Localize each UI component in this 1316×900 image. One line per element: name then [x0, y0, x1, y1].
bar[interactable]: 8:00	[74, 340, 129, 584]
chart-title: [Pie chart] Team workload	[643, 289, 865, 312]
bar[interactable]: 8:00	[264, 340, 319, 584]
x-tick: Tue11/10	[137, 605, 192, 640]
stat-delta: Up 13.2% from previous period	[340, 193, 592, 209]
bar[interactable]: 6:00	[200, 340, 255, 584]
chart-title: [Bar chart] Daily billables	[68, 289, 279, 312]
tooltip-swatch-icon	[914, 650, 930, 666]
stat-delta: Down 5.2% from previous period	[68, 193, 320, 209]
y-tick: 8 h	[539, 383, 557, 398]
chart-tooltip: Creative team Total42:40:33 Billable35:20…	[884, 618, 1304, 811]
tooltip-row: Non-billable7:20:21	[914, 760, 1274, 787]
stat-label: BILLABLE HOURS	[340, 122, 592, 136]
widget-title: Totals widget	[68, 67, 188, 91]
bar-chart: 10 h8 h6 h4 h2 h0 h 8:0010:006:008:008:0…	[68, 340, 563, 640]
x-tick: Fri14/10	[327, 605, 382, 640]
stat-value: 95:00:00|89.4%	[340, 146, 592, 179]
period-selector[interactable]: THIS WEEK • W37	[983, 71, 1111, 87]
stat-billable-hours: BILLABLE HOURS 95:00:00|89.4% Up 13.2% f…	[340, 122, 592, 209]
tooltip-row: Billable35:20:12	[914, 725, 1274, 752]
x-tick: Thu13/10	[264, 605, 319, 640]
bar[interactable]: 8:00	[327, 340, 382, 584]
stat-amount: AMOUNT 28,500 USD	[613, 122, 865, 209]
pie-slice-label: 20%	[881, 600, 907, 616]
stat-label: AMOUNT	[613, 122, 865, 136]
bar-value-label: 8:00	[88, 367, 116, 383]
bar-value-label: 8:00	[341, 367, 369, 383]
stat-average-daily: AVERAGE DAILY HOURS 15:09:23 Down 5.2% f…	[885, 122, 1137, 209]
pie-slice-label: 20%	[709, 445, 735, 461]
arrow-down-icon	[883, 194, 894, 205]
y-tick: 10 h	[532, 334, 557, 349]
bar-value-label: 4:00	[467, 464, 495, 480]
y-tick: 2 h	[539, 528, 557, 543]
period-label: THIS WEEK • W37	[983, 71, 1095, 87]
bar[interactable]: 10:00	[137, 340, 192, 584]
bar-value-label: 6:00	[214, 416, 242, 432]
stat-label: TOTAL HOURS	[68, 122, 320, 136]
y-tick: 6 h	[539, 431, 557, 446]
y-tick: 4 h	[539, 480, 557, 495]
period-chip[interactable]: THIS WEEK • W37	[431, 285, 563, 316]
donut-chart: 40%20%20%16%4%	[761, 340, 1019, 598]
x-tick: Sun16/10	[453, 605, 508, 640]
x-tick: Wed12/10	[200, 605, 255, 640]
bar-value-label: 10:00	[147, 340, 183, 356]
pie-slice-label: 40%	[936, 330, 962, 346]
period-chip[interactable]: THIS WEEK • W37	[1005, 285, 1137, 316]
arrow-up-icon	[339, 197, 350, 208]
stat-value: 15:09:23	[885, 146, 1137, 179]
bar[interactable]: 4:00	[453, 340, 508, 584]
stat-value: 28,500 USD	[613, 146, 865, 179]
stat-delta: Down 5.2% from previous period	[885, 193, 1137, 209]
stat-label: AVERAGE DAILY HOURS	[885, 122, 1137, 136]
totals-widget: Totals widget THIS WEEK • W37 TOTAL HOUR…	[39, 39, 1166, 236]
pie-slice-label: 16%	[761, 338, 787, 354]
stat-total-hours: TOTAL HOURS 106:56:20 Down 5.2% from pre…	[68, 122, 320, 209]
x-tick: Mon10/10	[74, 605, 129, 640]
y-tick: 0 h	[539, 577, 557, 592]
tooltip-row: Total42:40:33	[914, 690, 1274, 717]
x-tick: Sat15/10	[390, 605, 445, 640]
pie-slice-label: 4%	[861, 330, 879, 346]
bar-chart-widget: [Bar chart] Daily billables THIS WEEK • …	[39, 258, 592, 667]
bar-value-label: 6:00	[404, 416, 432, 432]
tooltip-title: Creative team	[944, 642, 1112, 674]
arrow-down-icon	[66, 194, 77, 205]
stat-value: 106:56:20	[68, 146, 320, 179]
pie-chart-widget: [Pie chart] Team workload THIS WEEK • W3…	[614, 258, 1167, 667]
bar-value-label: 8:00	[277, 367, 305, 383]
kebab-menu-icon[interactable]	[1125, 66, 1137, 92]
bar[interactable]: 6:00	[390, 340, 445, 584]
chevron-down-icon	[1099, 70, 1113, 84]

○ ○ ○ ○ ○

◆ What the task asks ◆
Quote the records word for word, starting at their first line and ending at the line that contains "340, 183, 356]", including both of those lines.

◆ Answer to this problem ◆
Localize each UI component in this 1316×900 image. One line per element: name then [x0, y0, x1, y1].
bar[interactable]: 8:00	[74, 340, 129, 584]
chart-title: [Pie chart] Team workload	[643, 289, 865, 312]
bar[interactable]: 8:00	[264, 340, 319, 584]
x-tick: Tue11/10	[137, 605, 192, 640]
stat-delta: Up 13.2% from previous period	[340, 193, 592, 209]
bar[interactable]: 6:00	[200, 340, 255, 584]
chart-title: [Bar chart] Daily billables	[68, 289, 279, 312]
tooltip-swatch-icon	[914, 650, 930, 666]
stat-delta: Down 5.2% from previous period	[68, 193, 320, 209]
y-tick: 8 h	[539, 383, 557, 398]
chart-tooltip: Creative team Total42:40:33 Billable35:20…	[884, 618, 1304, 811]
tooltip-row: Non-billable7:20:21	[914, 760, 1274, 787]
stat-label: BILLABLE HOURS	[340, 122, 592, 136]
widget-title: Totals widget	[68, 67, 188, 91]
bar-chart: 10 h8 h6 h4 h2 h0 h 8:0010:006:008:008:0…	[68, 340, 563, 640]
x-tick: Fri14/10	[327, 605, 382, 640]
stat-value: 95:00:00|89.4%	[340, 146, 592, 179]
period-selector[interactable]: THIS WEEK • W37	[983, 71, 1111, 87]
stat-billable-hours: BILLABLE HOURS 95:00:00|89.4% Up 13.2% f…	[340, 122, 592, 209]
tooltip-row: Billable35:20:12	[914, 725, 1274, 752]
x-tick: Thu13/10	[264, 605, 319, 640]
bar[interactable]: 8:00	[327, 340, 382, 584]
stat-amount: AMOUNT 28,500 USD	[613, 122, 865, 209]
pie-slice-label: 20%	[881, 600, 907, 616]
stat-label: AMOUNT	[613, 122, 865, 136]
bar-value-label: 8:00	[88, 367, 116, 383]
bar-value-label: 8:00	[341, 367, 369, 383]
stat-average-daily: AVERAGE DAILY HOURS 15:09:23 Down 5.2% f…	[885, 122, 1137, 209]
pie-slice-label: 20%	[709, 445, 735, 461]
arrow-down-icon	[883, 194, 894, 205]
y-tick: 10 h	[532, 334, 557, 349]
bar-value-label: 4:00	[467, 464, 495, 480]
y-tick: 2 h	[539, 528, 557, 543]
period-label: THIS WEEK • W37	[983, 71, 1095, 87]
bar[interactable]: 10:00	[137, 340, 192, 584]
bar-value-label: 6:00	[214, 416, 242, 432]
stat-label: TOTAL HOURS	[68, 122, 320, 136]
y-tick: 6 h	[539, 431, 557, 446]
y-tick: 4 h	[539, 480, 557, 495]
period-chip[interactable]: THIS WEEK • W37	[431, 285, 563, 316]
donut-chart: 40%20%20%16%4%	[761, 340, 1019, 598]
x-tick: Sun16/10	[453, 605, 508, 640]
x-tick: Wed12/10	[200, 605, 255, 640]
bar-value-label: 10:00	[147, 340, 183, 356]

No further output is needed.